### RECORD EXTRACTS
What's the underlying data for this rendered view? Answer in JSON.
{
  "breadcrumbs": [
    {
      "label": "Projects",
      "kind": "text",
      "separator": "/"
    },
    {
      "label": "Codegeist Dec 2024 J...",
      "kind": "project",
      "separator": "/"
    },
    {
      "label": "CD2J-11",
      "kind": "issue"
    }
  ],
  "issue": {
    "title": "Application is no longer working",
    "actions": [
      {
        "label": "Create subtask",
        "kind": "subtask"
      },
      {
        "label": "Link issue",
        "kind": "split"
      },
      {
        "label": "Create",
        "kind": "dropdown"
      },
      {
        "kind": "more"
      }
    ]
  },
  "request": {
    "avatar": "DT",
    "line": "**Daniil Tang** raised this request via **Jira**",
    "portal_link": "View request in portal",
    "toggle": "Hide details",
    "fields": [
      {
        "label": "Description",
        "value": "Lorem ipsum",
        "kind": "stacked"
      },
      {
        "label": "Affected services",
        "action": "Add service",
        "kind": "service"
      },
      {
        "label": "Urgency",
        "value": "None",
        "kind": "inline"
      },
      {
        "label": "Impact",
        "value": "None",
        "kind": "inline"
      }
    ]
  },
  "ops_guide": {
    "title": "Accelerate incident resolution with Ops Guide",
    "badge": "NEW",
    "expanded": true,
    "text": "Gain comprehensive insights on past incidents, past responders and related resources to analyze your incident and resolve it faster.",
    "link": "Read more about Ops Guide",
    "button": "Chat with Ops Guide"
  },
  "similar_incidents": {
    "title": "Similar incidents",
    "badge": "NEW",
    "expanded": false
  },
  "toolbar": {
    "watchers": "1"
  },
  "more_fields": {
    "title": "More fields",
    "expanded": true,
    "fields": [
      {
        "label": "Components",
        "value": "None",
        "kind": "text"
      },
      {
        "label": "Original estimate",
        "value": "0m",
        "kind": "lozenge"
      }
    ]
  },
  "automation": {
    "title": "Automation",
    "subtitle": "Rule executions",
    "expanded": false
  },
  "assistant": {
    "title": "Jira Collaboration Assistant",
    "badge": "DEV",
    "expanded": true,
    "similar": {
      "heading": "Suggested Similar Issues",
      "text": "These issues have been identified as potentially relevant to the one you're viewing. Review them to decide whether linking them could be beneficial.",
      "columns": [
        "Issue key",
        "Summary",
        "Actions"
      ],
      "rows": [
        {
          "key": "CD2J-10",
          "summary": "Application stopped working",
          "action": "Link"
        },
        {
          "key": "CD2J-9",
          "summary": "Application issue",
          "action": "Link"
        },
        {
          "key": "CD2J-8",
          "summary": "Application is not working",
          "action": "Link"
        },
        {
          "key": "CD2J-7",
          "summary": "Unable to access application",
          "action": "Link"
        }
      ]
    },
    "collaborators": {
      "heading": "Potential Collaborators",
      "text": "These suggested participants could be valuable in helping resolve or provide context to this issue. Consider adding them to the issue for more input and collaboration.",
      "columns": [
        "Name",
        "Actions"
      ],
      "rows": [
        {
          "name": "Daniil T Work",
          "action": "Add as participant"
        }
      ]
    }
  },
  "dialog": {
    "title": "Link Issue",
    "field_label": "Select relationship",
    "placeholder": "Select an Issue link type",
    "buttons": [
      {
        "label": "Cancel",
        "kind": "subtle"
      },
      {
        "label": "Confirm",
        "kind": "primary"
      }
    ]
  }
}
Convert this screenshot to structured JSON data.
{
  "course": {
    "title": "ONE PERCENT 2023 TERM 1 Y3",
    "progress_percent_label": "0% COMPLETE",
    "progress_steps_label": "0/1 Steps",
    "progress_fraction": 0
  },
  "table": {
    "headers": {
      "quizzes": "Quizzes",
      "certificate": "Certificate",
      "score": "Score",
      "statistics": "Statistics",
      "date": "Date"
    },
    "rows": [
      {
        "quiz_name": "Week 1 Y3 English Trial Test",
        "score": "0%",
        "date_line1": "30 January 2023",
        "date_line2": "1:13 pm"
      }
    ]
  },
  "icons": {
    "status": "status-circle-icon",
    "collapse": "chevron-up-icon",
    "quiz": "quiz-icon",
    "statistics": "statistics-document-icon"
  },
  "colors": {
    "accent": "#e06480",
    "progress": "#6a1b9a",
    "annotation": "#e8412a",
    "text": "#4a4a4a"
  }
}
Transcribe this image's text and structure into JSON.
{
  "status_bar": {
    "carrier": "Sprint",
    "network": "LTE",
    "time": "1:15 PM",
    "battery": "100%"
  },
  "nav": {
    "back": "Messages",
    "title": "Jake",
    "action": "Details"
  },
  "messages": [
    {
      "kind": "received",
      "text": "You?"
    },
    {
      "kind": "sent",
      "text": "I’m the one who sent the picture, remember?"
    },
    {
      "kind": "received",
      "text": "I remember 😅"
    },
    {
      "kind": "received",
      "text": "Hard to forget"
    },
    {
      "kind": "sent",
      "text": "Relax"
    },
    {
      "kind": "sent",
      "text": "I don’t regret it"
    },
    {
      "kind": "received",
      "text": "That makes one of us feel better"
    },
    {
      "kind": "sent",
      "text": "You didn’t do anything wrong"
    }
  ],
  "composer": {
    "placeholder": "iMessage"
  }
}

### DIRECTIONS
Report each line in the data that holds the word "placeholder".

### THE RESPONSE
    "placeholder": "Select an Issue link type",
    "placeholder": "iMessage"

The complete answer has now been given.